++++ Input data ++++
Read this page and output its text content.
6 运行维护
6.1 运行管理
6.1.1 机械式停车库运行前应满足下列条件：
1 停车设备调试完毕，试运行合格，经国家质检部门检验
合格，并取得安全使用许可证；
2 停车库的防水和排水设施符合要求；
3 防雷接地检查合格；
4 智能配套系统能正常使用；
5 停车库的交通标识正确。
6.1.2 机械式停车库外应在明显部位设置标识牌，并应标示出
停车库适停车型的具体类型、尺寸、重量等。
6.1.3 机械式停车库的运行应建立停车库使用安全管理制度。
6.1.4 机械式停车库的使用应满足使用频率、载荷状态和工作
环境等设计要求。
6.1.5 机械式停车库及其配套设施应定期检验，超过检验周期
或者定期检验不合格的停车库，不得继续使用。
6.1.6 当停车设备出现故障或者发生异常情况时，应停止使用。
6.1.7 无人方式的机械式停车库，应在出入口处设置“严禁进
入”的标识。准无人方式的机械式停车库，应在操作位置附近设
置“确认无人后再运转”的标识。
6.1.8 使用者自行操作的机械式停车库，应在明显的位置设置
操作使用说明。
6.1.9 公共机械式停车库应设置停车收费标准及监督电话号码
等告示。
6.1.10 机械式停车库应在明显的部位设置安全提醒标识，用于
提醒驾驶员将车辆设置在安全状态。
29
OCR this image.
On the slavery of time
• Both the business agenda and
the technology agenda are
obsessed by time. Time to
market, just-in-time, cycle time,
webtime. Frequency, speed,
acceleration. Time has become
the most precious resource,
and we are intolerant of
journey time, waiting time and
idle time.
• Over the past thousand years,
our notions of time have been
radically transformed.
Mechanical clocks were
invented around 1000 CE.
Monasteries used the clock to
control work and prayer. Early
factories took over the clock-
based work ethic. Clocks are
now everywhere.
++++
++++ Input data ++++
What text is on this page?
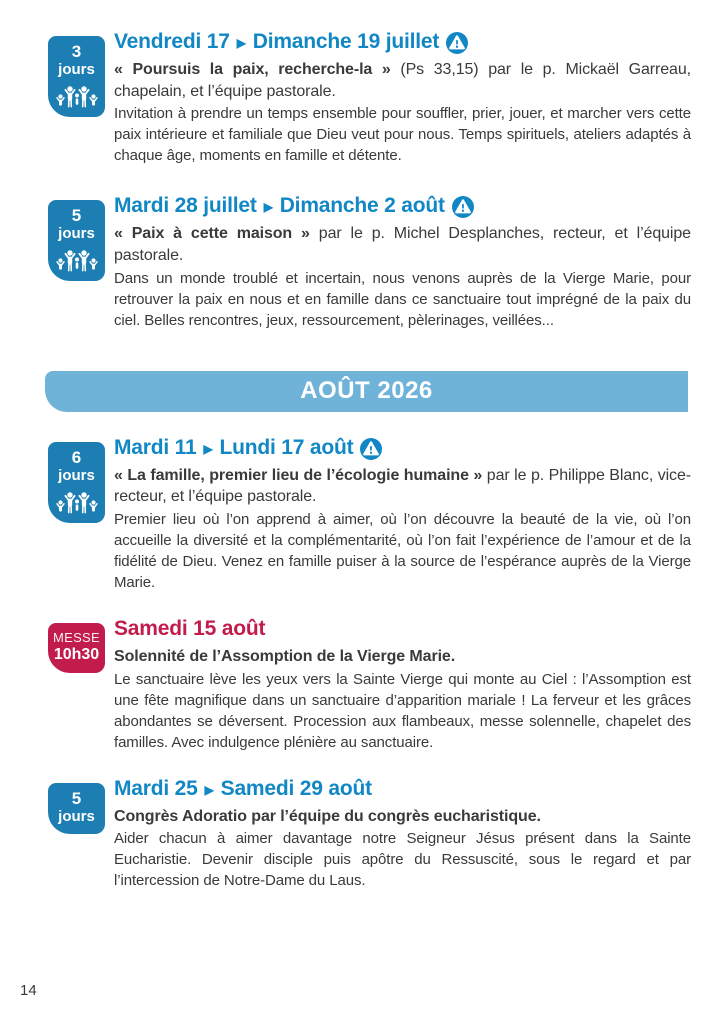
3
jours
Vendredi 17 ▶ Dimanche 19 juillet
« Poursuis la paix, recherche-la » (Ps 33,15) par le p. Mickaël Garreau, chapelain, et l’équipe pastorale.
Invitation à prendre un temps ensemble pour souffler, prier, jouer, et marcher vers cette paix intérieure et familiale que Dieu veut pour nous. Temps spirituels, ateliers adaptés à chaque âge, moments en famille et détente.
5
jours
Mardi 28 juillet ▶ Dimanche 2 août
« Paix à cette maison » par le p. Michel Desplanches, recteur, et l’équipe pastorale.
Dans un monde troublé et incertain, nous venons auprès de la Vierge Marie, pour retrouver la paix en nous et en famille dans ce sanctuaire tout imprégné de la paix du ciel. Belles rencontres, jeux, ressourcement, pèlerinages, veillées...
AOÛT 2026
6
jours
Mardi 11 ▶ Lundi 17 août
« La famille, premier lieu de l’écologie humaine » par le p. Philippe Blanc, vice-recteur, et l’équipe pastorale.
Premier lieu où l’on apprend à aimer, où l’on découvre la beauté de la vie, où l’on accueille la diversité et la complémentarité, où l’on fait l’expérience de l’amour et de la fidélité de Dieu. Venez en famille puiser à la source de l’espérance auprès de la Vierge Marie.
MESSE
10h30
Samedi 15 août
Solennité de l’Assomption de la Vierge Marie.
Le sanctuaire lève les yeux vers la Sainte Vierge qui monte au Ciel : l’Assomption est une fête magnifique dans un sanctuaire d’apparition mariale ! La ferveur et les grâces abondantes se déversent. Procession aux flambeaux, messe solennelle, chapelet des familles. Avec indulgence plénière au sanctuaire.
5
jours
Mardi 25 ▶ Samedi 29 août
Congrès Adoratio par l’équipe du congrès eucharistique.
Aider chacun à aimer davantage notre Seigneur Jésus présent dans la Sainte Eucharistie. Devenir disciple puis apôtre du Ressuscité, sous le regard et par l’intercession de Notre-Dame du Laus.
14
++++
=== Prompt ===
How many of the lines above include the string "recteur"? Reply with the number by itself.

=== Final result ===
2